* Supplied entries:
— begin —

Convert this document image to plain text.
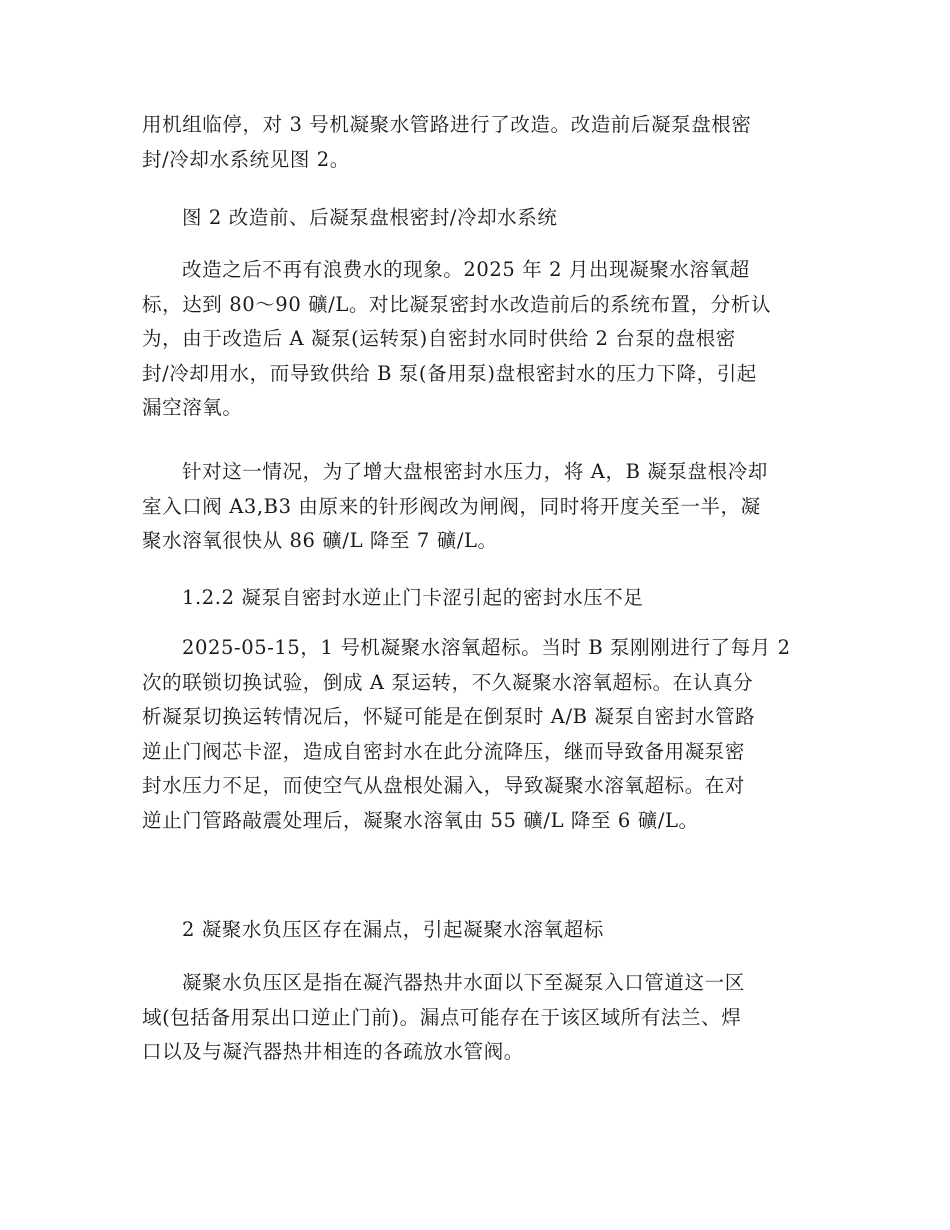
用机组临停，对 3 号机凝聚水管路进行了改造。改造前后凝泵盘根密
封/冷却水系统见图 2。
图 2 改造前、后凝泵盘根密封/冷却水系统
改造之后不再有浪费水的现象。2025 年 2 月出现凝聚水溶氧超
标，达到 80～90 礦/L。对比凝泵密封水改造前后的系统布置，分析认
为，由于改造后 A 凝泵(运转泵)自密封水同时供给 2 台泵的盘根密
封/冷却用水，而导致供给 B 泵(备用泵)盘根密封水的压力下降，引起
漏空溶氧。
针对这一情况，为了增大盘根密封水压力，将 A，B 凝泵盘根冷却
室入口阀 A3,B3 由原来的针形阀改为闸阀，同时将开度关至一半，凝
聚水溶氧很快从 86 礦/L 降至 7 礦/L。
1.2.2 凝泵自密封水逆止门卡涩引起的密封水压不足
2025-05-15，1 号机凝聚水溶氧超标。当时 B 泵刚刚进行了每月 2
次的联锁切换试验，倒成 A 泵运转，不久凝聚水溶氧超标。在认真分
析凝泵切换运转情况后，怀疑可能是在倒泵时 A/B 凝泵自密封水管路
逆止门阀芯卡涩，造成自密封水在此分流降压，继而导致备用凝泵密
封水压力不足，而使空气从盘根处漏入，导致凝聚水溶氧超标。在对
逆止门管路敲震处理后，凝聚水溶氧由 55 礦/L 降至 6 礦/L。
2 凝聚水负压区存在漏点，引起凝聚水溶氧超标
凝聚水负压区是指在凝汽器热井水面以下至凝泵入口管道这一区
域(包括备用泵出口逆止门前)。漏点可能存在于该区域所有法兰、焊
口以及与凝汽器热井相连的各疏放水管阀。
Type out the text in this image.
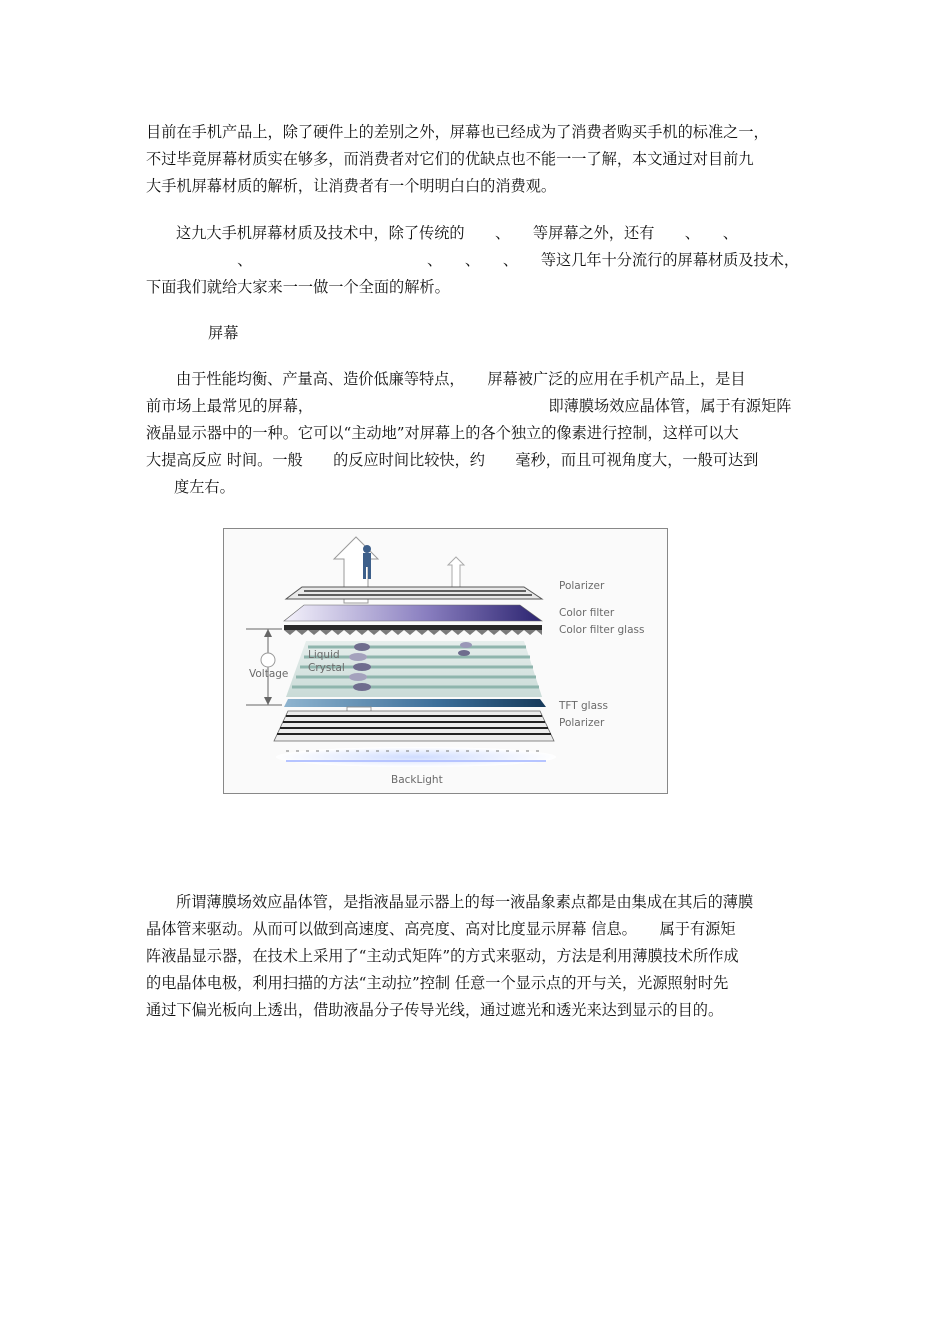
目前在手机产品上，除了硬件上的差别之外，屏幕也已经成为了消费者购买手机的标准之一，
不过毕竟屏幕材质实在够多，而消费者对它们的优缺点也不能一一了解，本文通过对目前九
大手机屏幕材质的解析，让消费者有一个明明白白的消费观。
这九大手机屏幕材质及技术中，除了传统的　　、　　等屏幕之外，还有　　、　　、
　　　　　　、　　　　　　　　　　　　、　　、　　、　　等这几年十分流行的屏幕材质及技术，
下面我们就给大家来一一做一个全面的解析。
屏幕
由于性能均衡、产量高、造价低廉等特点，　　屏幕被广泛的应用在手机产品上，是目
前市场上最常见的屏幕，　　　　　　　　　　　　　　　　即薄膜场效应晶体管，属于有源矩阵
液晶显示器中的一种。它可以“主动地”对屏幕上的各个独立的像素进行控制，这样可以大
大提高反应 时间。一般　　的反应时间比较快，约　　毫秒，而且可视角度大，一般可达到
度左右。
Polarizer
Color filter
Color filter glass
Liquid
Crystal
Voltage
TFT glass
Polarizer
BackLight
所谓薄膜场效应晶体管，是指液晶显示器上的每一液晶象素点都是由集成在其后的薄膜
晶体管来驱动。从而可以做到高速度、高亮度、高对比度显示屏幕 信息。　　属于有源矩
阵液晶显示器，在技术上采用了“主动式矩阵”的方式来驱动，方法是利用薄膜技术所作成
的电晶体电极，利用扫描的方法“主动拉”控制 任意一个显示点的开与关，光源照射时先
通过下偏光板向上透出，借助液晶分子传导光线，通过遮光和透光来达到显示的目的。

— end —

* Exercise goal: None of the pictures should appear; repeat the records exactly otherwise.

* Result of this exercise:
Convert this document image to plain text.
用机组临停，对 3 号机凝聚水管路进行了改造。改造前后凝泵盘根密
封/冷却水系统见图 2。
图 2 改造前、后凝泵盘根密封/冷却水系统
改造之后不再有浪费水的现象。2025 年 2 月出现凝聚水溶氧超
标，达到 80～90 礦/L。对比凝泵密封水改造前后的系统布置，分析认
为，由于改造后 A 凝泵(运转泵)自密封水同时供给 2 台泵的盘根密
封/冷却用水，而导致供给 B 泵(备用泵)盘根密封水的压力下降，引起
漏空溶氧。
针对这一情况，为了增大盘根密封水压力，将 A，B 凝泵盘根冷却
室入口阀 A3,B3 由原来的针形阀改为闸阀，同时将开度关至一半，凝
聚水溶氧很快从 86 礦/L 降至 7 礦/L。
1.2.2 凝泵自密封水逆止门卡涩引起的密封水压不足
2025-05-15，1 号机凝聚水溶氧超标。当时 B 泵刚刚进行了每月 2
次的联锁切换试验，倒成 A 泵运转，不久凝聚水溶氧超标。在认真分
析凝泵切换运转情况后，怀疑可能是在倒泵时 A/B 凝泵自密封水管路
逆止门阀芯卡涩，造成自密封水在此分流降压，继而导致备用凝泵密
封水压力不足，而使空气从盘根处漏入，导致凝聚水溶氧超标。在对
逆止门管路敲震处理后，凝聚水溶氧由 55 礦/L 降至 6 礦/L。
2 凝聚水负压区存在漏点，引起凝聚水溶氧超标
凝聚水负压区是指在凝汽器热井水面以下至凝泵入口管道这一区
域(包括备用泵出口逆止门前)。漏点可能存在于该区域所有法兰、焊
口以及与凝汽器热井相连的各疏放水管阀。
Type out the text in this image.
目前在手机产品上，除了硬件上的差别之外，屏幕也已经成为了消费者购买手机的标准之一，
不过毕竟屏幕材质实在够多，而消费者对它们的优缺点也不能一一了解，本文通过对目前九
大手机屏幕材质的解析，让消费者有一个明明白白的消费观。
这九大手机屏幕材质及技术中，除了传统的　　、　　等屏幕之外，还有　　、　　、
　　　　　　、　　　　　　　　　　　　、　　、　　、　　等这几年十分流行的屏幕材质及技术，
下面我们就给大家来一一做一个全面的解析。
屏幕
由于性能均衡、产量高、造价低廉等特点，　　屏幕被广泛的应用在手机产品上，是目
前市场上最常见的屏幕，　　　　　　　　　　　　　　　　即薄膜场效应晶体管，属于有源矩阵
液晶显示器中的一种。它可以“主动地”对屏幕上的各个独立的像素进行控制，这样可以大
大提高反应 时间。一般　　的反应时间比较快，约　　毫秒，而且可视角度大，一般可达到
度左右。
Polarizer
Color filter
Color filter glass
Liquid
Crystal
Voltage
TFT glass
Polarizer
BackLight
所谓薄膜场效应晶体管，是指液晶显示器上的每一液晶象素点都是由集成在其后的薄膜
晶体管来驱动。从而可以做到高速度、高亮度、高对比度显示屏幕 信息。　　属于有源矩
阵液晶显示器，在技术上采用了“主动式矩阵”的方式来驱动，方法是利用薄膜技术所作成
的电晶体电极，利用扫描的方法“主动拉”控制 任意一个显示点的开与关，光源照射时先
通过下偏光板向上透出，借助液晶分子传导光线，通过遮光和透光来达到显示的目的。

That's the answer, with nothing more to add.